(Listing):
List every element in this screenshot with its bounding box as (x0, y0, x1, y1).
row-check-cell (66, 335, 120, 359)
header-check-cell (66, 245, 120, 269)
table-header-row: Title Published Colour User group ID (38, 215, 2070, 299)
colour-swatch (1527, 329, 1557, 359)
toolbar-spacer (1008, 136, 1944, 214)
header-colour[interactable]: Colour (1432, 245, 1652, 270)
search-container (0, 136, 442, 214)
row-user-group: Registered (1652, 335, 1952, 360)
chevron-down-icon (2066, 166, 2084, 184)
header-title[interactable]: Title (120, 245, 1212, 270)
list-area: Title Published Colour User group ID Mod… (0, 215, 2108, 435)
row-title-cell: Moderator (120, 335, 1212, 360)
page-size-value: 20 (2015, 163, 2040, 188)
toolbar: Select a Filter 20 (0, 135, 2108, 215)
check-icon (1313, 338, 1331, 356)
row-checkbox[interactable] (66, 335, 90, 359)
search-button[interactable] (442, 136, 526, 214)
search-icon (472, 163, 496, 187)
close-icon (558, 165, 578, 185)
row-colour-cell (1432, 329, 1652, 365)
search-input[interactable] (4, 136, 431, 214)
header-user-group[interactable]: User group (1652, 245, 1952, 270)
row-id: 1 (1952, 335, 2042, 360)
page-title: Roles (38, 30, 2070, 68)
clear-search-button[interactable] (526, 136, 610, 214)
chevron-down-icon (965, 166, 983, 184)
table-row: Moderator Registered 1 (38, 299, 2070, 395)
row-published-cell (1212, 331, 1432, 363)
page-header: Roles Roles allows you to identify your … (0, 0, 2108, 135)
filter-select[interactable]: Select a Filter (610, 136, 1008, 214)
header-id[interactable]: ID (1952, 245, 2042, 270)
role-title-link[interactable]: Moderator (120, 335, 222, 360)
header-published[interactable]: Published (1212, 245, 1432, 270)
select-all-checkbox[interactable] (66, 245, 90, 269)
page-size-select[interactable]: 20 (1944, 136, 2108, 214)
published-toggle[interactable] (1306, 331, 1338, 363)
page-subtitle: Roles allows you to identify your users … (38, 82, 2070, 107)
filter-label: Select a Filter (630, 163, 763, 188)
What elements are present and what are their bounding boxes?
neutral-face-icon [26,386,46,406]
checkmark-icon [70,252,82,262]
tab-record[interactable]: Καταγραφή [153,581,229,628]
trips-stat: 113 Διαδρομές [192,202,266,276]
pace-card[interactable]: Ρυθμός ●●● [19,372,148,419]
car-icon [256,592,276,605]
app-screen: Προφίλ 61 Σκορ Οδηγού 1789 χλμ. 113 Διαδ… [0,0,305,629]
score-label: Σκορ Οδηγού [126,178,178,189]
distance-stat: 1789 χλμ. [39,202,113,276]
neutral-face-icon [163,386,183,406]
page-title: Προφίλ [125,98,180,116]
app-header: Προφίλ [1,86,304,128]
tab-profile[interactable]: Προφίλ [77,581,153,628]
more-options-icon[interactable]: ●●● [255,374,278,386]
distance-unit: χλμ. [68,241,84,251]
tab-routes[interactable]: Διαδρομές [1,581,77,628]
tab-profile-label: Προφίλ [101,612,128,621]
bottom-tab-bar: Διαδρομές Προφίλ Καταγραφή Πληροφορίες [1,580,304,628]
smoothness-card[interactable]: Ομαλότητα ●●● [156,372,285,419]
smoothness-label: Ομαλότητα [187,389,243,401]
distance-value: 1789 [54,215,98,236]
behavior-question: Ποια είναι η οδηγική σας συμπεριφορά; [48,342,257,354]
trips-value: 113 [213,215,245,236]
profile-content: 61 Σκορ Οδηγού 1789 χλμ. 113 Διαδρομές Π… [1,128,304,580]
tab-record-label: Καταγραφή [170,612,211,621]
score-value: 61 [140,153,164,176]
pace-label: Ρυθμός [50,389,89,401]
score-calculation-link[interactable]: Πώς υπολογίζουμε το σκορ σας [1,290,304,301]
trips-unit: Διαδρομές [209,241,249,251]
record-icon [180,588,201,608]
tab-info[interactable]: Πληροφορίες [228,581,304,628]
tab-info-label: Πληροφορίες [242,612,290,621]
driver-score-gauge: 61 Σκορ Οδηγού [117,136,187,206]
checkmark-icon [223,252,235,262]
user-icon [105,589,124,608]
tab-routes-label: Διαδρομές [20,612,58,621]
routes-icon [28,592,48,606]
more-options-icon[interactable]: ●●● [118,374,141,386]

(To do):
Format every line of the records above as a Markdown table with two columns, Row and Line. Number the rows in order and omit any blank lines.

(Response for this exercise):
| Row | Line |
|---|---|
| 1 | List every element in this screenshot with its bounding box as (x0, y0, x1, y1). |
| 2 | row-check-cell (66, 335, 120, 359) |
| 3 | header-check-cell (66, 245, 120, 269) |
| 4 | table-header-row: Title Published Colour User group ID (38, 215, 2070, 299) |
| 5 | colour-swatch (1527, 329, 1557, 359) |
| 6 | toolbar-spacer (1008, 136, 1944, 214) |
| 7 | header-colour[interactable]: Colour (1432, 245, 1652, 270) |
| 8 | search-container (0, 136, 442, 214) |
| 9 | row-user-group: Registered (1652, 335, 1952, 360) |
| 10 | chevron-down-icon (2066, 166, 2084, 184) |
| 11 | header-title[interactable]: Title (120, 245, 1212, 270) |
| 12 | list-area: Title Published Colour User group ID Mod… (0, 215, 2108, 435) |
| 13 | row-title-cell: Moderator (120, 335, 1212, 360) |
| 14 | page-size-value: 20 (2015, 163, 2040, 188) |
| 15 | toolbar: Select a Filter 20 (0, 135, 2108, 215) |
| 16 | check-icon (1313, 338, 1331, 356) |
| 17 | row-checkbox[interactable] (66, 335, 90, 359) |
| 18 | search-button[interactable] (442, 136, 526, 214) |
| 19 | search-icon (472, 163, 496, 187) |
| 20 | close-icon (558, 165, 578, 185) |
| 21 | row-colour-cell (1432, 329, 1652, 365) |
| 22 | search-input[interactable] (4, 136, 431, 214) |
| 23 | header-user-group[interactable]: User group (1652, 245, 1952, 270) |
| 24 | row-id: 1 (1952, 335, 2042, 360) |
| 25 | page-title: Roles (38, 30, 2070, 68) |
| 26 | clear-search-button[interactable] (526, 136, 610, 214) |
| 27 | chevron-down-icon (965, 166, 983, 184) |
| 28 | table-row: Moderator Registered 1 (38, 299, 2070, 395) |
| 29 | row-published-cell (1212, 331, 1432, 363) |
| 30 | page-header: Roles Roles allows you to identify your … (0, 0, 2108, 135) |
| 31 | filter-select[interactable]: Select a Filter (610, 136, 1008, 214) |
| 32 | header-id[interactable]: ID (1952, 245, 2042, 270) |
| 33 | role-title-link[interactable]: Moderator (120, 335, 222, 360) |
| 34 | header-published[interactable]: Published (1212, 245, 1432, 270) |
| 35 | select-all-checkbox[interactable] (66, 245, 90, 269) |
| 36 | page-size-select[interactable]: 20 (1944, 136, 2108, 214) |
| 37 | published-toggle[interactable] (1306, 331, 1338, 363) |
| 38 | page-subtitle: Roles allows you to identify your users … (38, 82, 2070, 107) |
| 39 | filter-label: Select a Filter (630, 163, 763, 188) |
| 40 | What elements are present and what are their bounding boxes? |
| 41 | neutral-face-icon [26,386,46,406] |
| 42 | checkmark-icon [70,252,82,262] |
| 43 | tab-record[interactable]: Καταγραφή [153,581,229,628] |
| 44 | trips-stat: 113 Διαδρομές [192,202,266,276] |
| 45 | pace-card[interactable]: Ρυθμός ●●● [19,372,148,419] |
| 46 | car-icon [256,592,276,605] |
| 47 | app-screen: Προφίλ 61 Σκορ Οδηγού 1789 χλμ. 113 Διαδ… [0,0,305,629] |
| 48 | score-label: Σκορ Οδηγού [126,178,178,189] |
| 49 | distance-stat: 1789 χλμ. [39,202,113,276] |
| 50 | neutral-face-icon [163,386,183,406] |
| 51 | page-title: Προφίλ [125,98,180,116] |
| 52 | app-header: Προφίλ [1,86,304,128] |
| 53 | tab-profile[interactable]: Προφίλ [77,581,153,628] |
| 54 | more-options-icon[interactable]: ●●● [255,374,278,386] |
| 55 | distance-unit: χλμ. [68,241,84,251] |
| 56 | tab-routes[interactable]: Διαδρομές [1,581,77,628] |
| 57 | tab-profile-label: Προφίλ [101,612,128,621] |
| 58 | bottom-tab-bar: Διαδρομές Προφίλ Καταγραφή Πληροφορίες [1,580,304,628] |
| 59 | smoothness-card[interactable]: Ομαλότητα ●●● [156,372,285,419] |
| 60 | smoothness-label: Ομαλότητα [187,389,243,401] |
| 61 | distance-value: 1789 [54,215,98,236] |
| 62 | behavior-question: Ποια είναι η οδηγική σας συμπεριφορά; [48,342,257,354] |
| 63 | trips-value: 113 [213,215,245,236] |
| 64 | profile-content: 61 Σκορ Οδηγού 1789 χλμ. 113 Διαδρομές Π… [1,128,304,580] |
| 65 | tab-record-label: Καταγραφή [170,612,211,621] |
| 66 | score-value: 61 [140,153,164,176] |
| 67 | pace-label: Ρυθμός [50,389,89,401] |
| 68 | score-calculation-link[interactable]: Πώς υπολογίζουμε το σκορ σας [1,290,304,301] |
| 69 | trips-unit: Διαδρομές [209,241,249,251] |
| 70 | record-icon [180,588,201,608] |
| 71 | tab-info[interactable]: Πληροφορίες [228,581,304,628] |
| 72 | tab-info-label: Πληροφορίες [242,612,290,621] |
| 73 | driver-score-gauge: 61 Σκορ Οδηγού [117,136,187,206] |
| 74 | checkmark-icon [223,252,235,262] |
| 75 | user-icon [105,589,124,608] |
| 76 | tab-routes-label: Διαδρομές [20,612,58,621] |
| 77 | routes-icon [28,592,48,606] |
| 78 | more-options-icon[interactable]: ●●● [118,374,141,386] |